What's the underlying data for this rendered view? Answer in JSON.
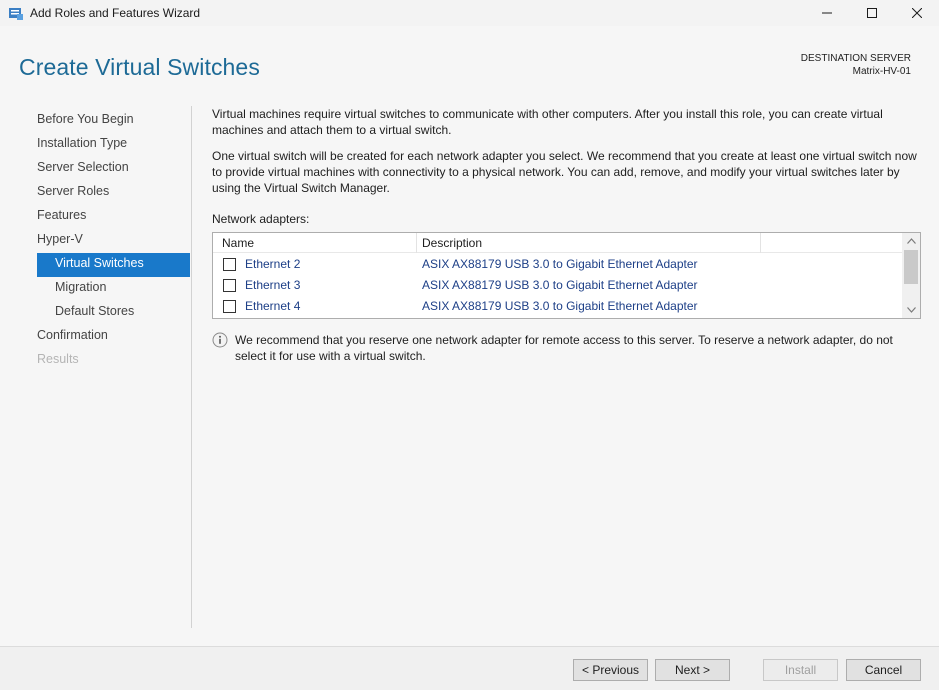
{
  "window": {
    "title": "Add Roles and Features Wizard"
  },
  "header": {
    "page_title": "Create Virtual Switches",
    "destination_label": "DESTINATION SERVER",
    "destination_server": "Matrix-HV-01"
  },
  "nav": {
    "items": [
      {
        "label": "Before You Begin",
        "state": "normal"
      },
      {
        "label": "Installation Type",
        "state": "normal"
      },
      {
        "label": "Server Selection",
        "state": "normal"
      },
      {
        "label": "Server Roles",
        "state": "normal"
      },
      {
        "label": "Features",
        "state": "normal"
      },
      {
        "label": "Hyper-V",
        "state": "normal"
      },
      {
        "label": "Virtual Switches",
        "state": "active"
      },
      {
        "label": "Migration",
        "state": "normal"
      },
      {
        "label": "Default Stores",
        "state": "normal"
      },
      {
        "label": "Confirmation",
        "state": "normal"
      },
      {
        "label": "Results",
        "state": "disabled"
      }
    ]
  },
  "main": {
    "para1": "Virtual machines require virtual switches to communicate with other computers. After you install this role, you can create virtual machines and attach them to a virtual switch.",
    "para2": "One virtual switch will be created for each network adapter you select. We recommend that you create at least one virtual switch now to provide virtual machines with connectivity to a physical network. You can add, remove, and modify your virtual switches later by using the Virtual Switch Manager.",
    "adapters_label": "Network adapters:",
    "columns": {
      "name": "Name",
      "description": "Description"
    },
    "adapters": [
      {
        "name": "Ethernet 2",
        "description": "ASIX AX88179 USB 3.0 to Gigabit Ethernet Adapter",
        "checked": false
      },
      {
        "name": "Ethernet 3",
        "description": "ASIX AX88179 USB 3.0 to Gigabit Ethernet Adapter",
        "checked": false
      },
      {
        "name": "Ethernet 4",
        "description": "ASIX AX88179 USB 3.0 to Gigabit Ethernet Adapter",
        "checked": false
      }
    ],
    "info_text": "We recommend that you reserve one network adapter for remote access to this server. To reserve a network adapter, do not select it for use with a virtual switch."
  },
  "footer": {
    "previous": "< Previous",
    "next": "Next >",
    "install": "Install",
    "cancel": "Cancel"
  },
  "colors": {
    "accent": "#1979ca",
    "title": "#1d6a96",
    "link": "#1d3f87"
  }
}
◇ ◇ ◇ ◇
- _INSTRUCTION_: List the lines of the material in which the word "name" occurs.

- _FINAL ANSWER_:
      "name": "Name",
        "name": "Ethernet 2",
        "name": "Ethernet 3",
        "name": "Ethernet 4",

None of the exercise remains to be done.